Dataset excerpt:
## BEGIN

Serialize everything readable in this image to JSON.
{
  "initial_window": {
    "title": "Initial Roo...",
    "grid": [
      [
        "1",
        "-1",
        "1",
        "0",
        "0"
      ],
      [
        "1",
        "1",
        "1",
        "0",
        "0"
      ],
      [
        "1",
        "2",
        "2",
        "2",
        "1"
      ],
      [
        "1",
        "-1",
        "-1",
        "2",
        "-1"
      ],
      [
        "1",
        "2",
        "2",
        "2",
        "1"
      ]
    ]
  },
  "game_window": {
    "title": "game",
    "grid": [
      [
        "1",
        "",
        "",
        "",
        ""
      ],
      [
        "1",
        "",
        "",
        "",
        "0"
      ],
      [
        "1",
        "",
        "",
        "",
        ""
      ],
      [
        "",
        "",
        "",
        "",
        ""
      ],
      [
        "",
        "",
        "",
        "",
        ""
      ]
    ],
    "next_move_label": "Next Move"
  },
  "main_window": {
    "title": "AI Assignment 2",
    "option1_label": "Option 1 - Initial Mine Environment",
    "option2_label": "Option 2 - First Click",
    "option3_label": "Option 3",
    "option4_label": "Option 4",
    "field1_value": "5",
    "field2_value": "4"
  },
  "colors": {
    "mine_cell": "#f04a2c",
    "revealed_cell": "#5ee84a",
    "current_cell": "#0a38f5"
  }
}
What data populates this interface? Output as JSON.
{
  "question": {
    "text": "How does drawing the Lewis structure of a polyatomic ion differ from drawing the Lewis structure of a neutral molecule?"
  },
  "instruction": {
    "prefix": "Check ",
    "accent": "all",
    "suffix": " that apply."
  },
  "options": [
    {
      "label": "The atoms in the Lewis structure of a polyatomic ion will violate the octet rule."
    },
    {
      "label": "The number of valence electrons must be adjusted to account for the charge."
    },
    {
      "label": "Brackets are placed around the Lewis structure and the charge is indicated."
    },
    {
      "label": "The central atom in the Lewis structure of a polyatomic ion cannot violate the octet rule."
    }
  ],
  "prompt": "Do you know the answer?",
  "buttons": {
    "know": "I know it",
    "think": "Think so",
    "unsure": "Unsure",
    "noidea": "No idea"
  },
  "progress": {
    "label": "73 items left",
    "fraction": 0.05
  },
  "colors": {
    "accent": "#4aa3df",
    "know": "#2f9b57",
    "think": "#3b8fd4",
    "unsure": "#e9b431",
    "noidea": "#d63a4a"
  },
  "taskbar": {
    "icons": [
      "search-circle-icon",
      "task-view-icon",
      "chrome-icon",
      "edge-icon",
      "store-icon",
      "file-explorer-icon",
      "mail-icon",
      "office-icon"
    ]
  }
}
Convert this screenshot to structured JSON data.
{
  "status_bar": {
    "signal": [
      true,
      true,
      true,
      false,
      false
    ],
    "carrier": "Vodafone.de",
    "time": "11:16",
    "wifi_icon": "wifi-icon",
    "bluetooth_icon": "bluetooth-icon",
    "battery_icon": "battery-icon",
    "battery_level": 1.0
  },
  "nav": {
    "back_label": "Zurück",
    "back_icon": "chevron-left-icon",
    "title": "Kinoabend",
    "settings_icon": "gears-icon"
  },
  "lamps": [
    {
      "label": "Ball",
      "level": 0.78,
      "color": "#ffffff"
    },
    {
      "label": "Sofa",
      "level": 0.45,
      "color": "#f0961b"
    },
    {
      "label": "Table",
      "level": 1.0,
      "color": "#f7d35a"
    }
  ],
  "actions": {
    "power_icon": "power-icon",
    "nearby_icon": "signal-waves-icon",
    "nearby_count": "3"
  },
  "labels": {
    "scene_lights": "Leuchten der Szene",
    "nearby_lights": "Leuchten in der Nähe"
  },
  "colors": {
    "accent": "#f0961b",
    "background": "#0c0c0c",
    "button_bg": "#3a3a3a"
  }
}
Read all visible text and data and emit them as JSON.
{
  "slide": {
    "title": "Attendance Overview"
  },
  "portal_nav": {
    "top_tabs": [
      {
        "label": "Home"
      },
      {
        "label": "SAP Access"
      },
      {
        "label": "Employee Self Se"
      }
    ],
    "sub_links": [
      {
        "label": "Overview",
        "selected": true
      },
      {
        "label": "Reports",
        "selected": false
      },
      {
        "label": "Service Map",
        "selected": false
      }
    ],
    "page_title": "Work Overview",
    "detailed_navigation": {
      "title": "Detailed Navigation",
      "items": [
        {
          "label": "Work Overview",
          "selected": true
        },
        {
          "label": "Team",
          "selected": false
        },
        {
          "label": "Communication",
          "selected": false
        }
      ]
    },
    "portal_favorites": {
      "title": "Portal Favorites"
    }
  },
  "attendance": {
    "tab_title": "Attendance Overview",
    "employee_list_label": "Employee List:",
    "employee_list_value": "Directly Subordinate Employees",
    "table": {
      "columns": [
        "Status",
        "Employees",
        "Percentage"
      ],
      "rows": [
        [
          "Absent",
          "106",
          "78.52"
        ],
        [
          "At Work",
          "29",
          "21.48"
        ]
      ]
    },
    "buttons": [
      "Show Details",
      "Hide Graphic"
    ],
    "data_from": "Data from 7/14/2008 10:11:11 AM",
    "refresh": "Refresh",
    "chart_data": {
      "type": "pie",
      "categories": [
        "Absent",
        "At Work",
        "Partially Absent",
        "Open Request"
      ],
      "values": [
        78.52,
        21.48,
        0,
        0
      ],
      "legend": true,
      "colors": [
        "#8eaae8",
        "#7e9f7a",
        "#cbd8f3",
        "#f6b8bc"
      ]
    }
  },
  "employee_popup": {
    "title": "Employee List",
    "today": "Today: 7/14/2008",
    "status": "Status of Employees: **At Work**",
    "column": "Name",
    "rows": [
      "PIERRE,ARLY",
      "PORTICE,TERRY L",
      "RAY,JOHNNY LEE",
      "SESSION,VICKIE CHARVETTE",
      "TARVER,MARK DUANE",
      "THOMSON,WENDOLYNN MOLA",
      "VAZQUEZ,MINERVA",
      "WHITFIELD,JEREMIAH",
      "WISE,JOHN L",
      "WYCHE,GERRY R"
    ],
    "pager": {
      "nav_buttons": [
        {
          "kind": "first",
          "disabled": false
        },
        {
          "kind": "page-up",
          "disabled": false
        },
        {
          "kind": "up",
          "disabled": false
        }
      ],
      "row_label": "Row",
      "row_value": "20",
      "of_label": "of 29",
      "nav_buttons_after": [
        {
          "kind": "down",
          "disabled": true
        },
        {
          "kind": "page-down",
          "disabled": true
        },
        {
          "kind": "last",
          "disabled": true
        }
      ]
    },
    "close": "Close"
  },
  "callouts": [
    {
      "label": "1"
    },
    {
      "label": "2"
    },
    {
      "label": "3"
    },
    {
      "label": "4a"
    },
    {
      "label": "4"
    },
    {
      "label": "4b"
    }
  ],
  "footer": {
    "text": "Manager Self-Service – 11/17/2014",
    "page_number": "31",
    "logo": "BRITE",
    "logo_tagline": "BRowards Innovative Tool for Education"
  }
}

## END

Ascertain the number of lines in the entries that include the word "accent", and report only that number.

3